(Stored data entries)
-- Begin --

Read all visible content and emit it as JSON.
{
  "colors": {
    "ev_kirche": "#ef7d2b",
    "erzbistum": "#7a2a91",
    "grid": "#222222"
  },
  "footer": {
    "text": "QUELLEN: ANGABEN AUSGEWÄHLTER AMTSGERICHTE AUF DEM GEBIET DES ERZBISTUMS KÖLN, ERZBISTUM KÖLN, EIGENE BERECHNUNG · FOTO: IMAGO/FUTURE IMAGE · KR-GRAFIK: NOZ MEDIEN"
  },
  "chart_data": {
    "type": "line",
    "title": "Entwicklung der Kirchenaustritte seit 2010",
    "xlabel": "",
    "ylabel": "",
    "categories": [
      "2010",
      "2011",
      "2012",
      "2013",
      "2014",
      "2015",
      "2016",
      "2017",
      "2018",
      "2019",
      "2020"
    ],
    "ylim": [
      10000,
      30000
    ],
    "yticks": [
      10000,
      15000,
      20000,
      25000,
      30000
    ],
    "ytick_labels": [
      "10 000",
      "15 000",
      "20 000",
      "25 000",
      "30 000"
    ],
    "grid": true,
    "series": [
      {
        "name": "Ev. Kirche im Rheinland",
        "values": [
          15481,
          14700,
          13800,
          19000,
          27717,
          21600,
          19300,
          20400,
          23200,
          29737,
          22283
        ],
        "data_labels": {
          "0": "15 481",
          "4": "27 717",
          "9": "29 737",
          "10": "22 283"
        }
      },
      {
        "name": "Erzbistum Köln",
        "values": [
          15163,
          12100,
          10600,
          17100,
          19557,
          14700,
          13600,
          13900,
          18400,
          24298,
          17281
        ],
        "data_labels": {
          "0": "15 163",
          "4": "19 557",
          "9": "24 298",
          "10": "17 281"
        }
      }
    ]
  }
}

-- End --

Print every line of the records exactly. Omit nothing.

Read all visible content and emit it as JSON.
{
  "colors": {
    "ev_kirche": "#ef7d2b",
    "erzbistum": "#7a2a91",
    "grid": "#222222"
  },
  "footer": {
    "text": "QUELLEN: ANGABEN AUSGEWÄHLTER AMTSGERICHTE AUF DEM GEBIET DES ERZBISTUMS KÖLN, ERZBISTUM KÖLN, EIGENE BERECHNUNG · FOTO: IMAGO/FUTURE IMAGE · KR-GRAFIK: NOZ MEDIEN"
  },
  "chart_data": {
    "type": "line",
    "title": "Entwicklung der Kirchenaustritte seit 2010",
    "xlabel": "",
    "ylabel": "",
    "categories": [
      "2010",
      "2011",
      "2012",
      "2013",
      "2014",
      "2015",
      "2016",
      "2017",
      "2018",
      "2019",
      "2020"
    ],
    "ylim": [
      10000,
      30000
    ],
    "yticks": [
      10000,
      15000,
      20000,
      25000,
      30000
    ],
    "ytick_labels": [
      "10 000",
      "15 000",
      "20 000",
      "25 000",
      "30 000"
    ],
    "grid": true,
    "series": [
      {
        "name": "Ev. Kirche im Rheinland",
        "values": [
          15481,
          14700,
          13800,
          19000,
          27717,
          21600,
          19300,
          20400,
          23200,
          29737,
          22283
        ],
        "data_labels": {
          "0": "15 481",
          "4": "27 717",
          "9": "29 737",
          "10": "22 283"
        }
      },
      {
        "name": "Erzbistum Köln",
        "values": [
          15163,
          12100,
          10600,
          17100,
          19557,
          14700,
          13600,
          13900,
          18400,
          24298,
          17281
        ],
        "data_labels": {
          "0": "15 163",
          "4": "19 557",
          "9": "24 298",
          "10": "17 281"
        }
      }
    ]
  }
}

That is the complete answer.